* _What the task asks_: Format everything below, from the item containing "toolbar (358, 405, 512, 439)" down to the one containing "call-number: FairfieldVillage.org (78, 851, 252, 874)", as a numbered list with blank lines left out.

————————

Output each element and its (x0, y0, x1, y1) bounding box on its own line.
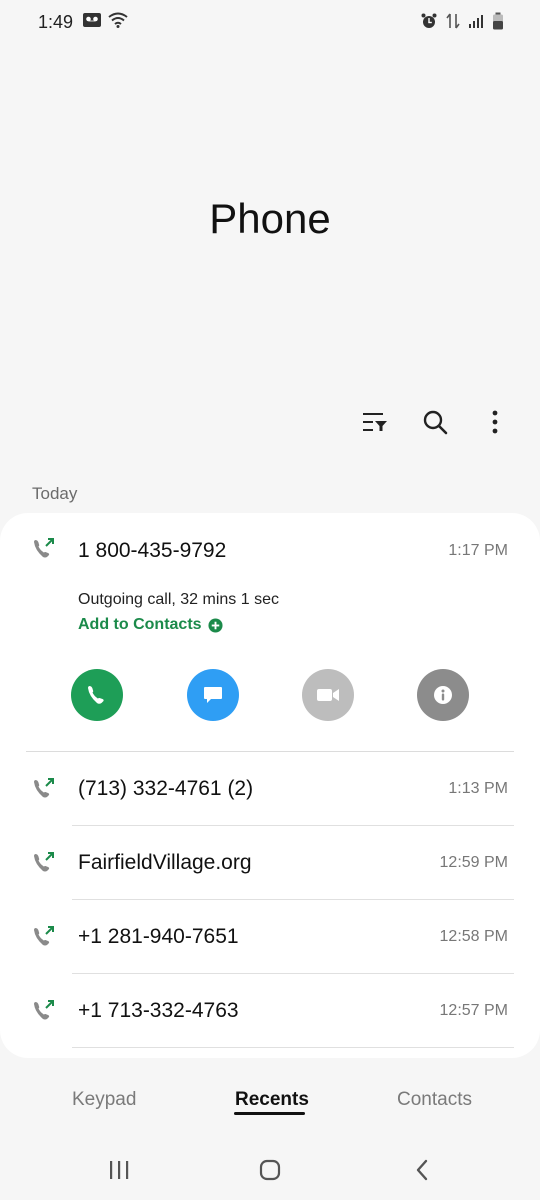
toolbar (358, 405, 512, 439)
outgoing-call-icon (34, 926, 54, 946)
status-bar: 1:49 (0, 0, 540, 44)
call-time: 12:59 PM (439, 854, 508, 871)
call-time: 1:13 PM (448, 780, 508, 797)
home-icon (259, 1159, 281, 1181)
info-icon (434, 686, 452, 704)
video-icon (317, 689, 339, 701)
call-number: 1 800-435-9792 (78, 539, 227, 562)
signal-icon (468, 13, 484, 34)
outgoing-call-icon (34, 852, 54, 872)
quick-actions (0, 669, 540, 721)
tab-keypad[interactable]: Keypad (72, 1089, 136, 1111)
call-number: FairfieldVillage.org (78, 851, 252, 874)
message-icon (204, 687, 222, 703)
message-button[interactable] (187, 669, 239, 721)
voicemail-icon (82, 12, 102, 33)
home-button[interactable] (255, 1155, 285, 1185)
outgoing-call-icon (34, 778, 54, 798)
status-time: 1:49 (38, 12, 74, 32)
add-to-contacts-link[interactable]: Add to Contacts (78, 616, 223, 634)
filter-button[interactable] (358, 405, 392, 439)
call-row[interactable]: (713) 332-4761 (2) 1:13 PM (0, 752, 540, 826)
more-icon (492, 410, 498, 434)
expanded-call-entry[interactable]: 1 800-435-9792 1:17 PM (0, 513, 540, 583)
call-button[interactable] (71, 669, 123, 721)
recent-apps-button[interactable] (104, 1155, 134, 1185)
bottom-tabs: Keypad Recents Contacts (0, 1086, 540, 1126)
call-time: 12:57 PM (439, 1002, 508, 1019)
divider (72, 1047, 514, 1048)
section-label-today: Today (32, 484, 78, 503)
filter-icon (363, 413, 387, 431)
phone-icon (88, 686, 104, 704)
tab-recents[interactable]: Recents (235, 1089, 309, 1111)
system-nav-bar (0, 1145, 540, 1193)
video-call-button[interactable] (302, 669, 354, 721)
outgoing-call-icon (34, 1000, 54, 1020)
recents-card: 1 800-435-9792 1:17 PM Outgoing call, 32… (0, 513, 540, 1058)
call-number: +1 281-940-7651 (78, 925, 239, 948)
wifi-icon (108, 12, 128, 33)
search-icon (423, 410, 448, 435)
call-row[interactable]: FairfieldVillage.org 12:59 PM (0, 826, 540, 900)
page-title: Phone (209, 195, 331, 242)
battery-icon (492, 12, 504, 35)
call-detail: Outgoing call, 32 mins 1 sec (78, 591, 279, 608)
call-row[interactable]: +1 713-332-4763 12:57 PM (0, 974, 540, 1048)
add-to-contacts-label: Add to Contacts (78, 616, 202, 633)
tab-contacts[interactable]: Contacts (397, 1089, 472, 1111)
alarm-icon (420, 12, 438, 35)
call-number: (713) 332-4761 (2) (78, 777, 254, 800)
back-icon (416, 1159, 428, 1181)
call-number: +1 713-332-4763 (78, 999, 239, 1022)
data-icon (446, 12, 460, 35)
outgoing-call-icon (34, 538, 54, 558)
call-row[interactable]: +1 281-940-7651 12:58 PM (0, 900, 540, 974)
more-options-button[interactable] (478, 405, 512, 439)
search-button[interactable] (418, 405, 452, 439)
call-time: 12:58 PM (439, 928, 508, 945)
info-button[interactable] (417, 669, 469, 721)
plus-circle-icon (208, 617, 223, 633)
call-time: 1:17 PM (448, 542, 508, 559)
active-tab-indicator (234, 1112, 305, 1115)
recent-apps-icon (110, 1161, 129, 1179)
back-button[interactable] (407, 1155, 437, 1185)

————————

* _Finished task_:
1. toolbar (358, 405, 512, 439)
2. outgoing-call-icon (34, 926, 54, 946)
3. status-bar: 1:49 (0, 0, 540, 44)
4. call-time: 12:59 PM (439, 854, 508, 871)
5. call-time: 1:13 PM (448, 780, 508, 797)
6. home-icon (259, 1159, 281, 1181)
7. info-icon (434, 686, 452, 704)
8. video-icon (317, 689, 339, 701)
9. call-number: 1 800-435-9792 (78, 539, 227, 562)
10. signal-icon (468, 13, 484, 34)
11. outgoing-call-icon (34, 852, 54, 872)
12. quick-actions (0, 669, 540, 721)
13. tab-keypad[interactable]: Keypad (72, 1089, 136, 1111)
14. call-number: FairfieldVillage.org (78, 851, 252, 874)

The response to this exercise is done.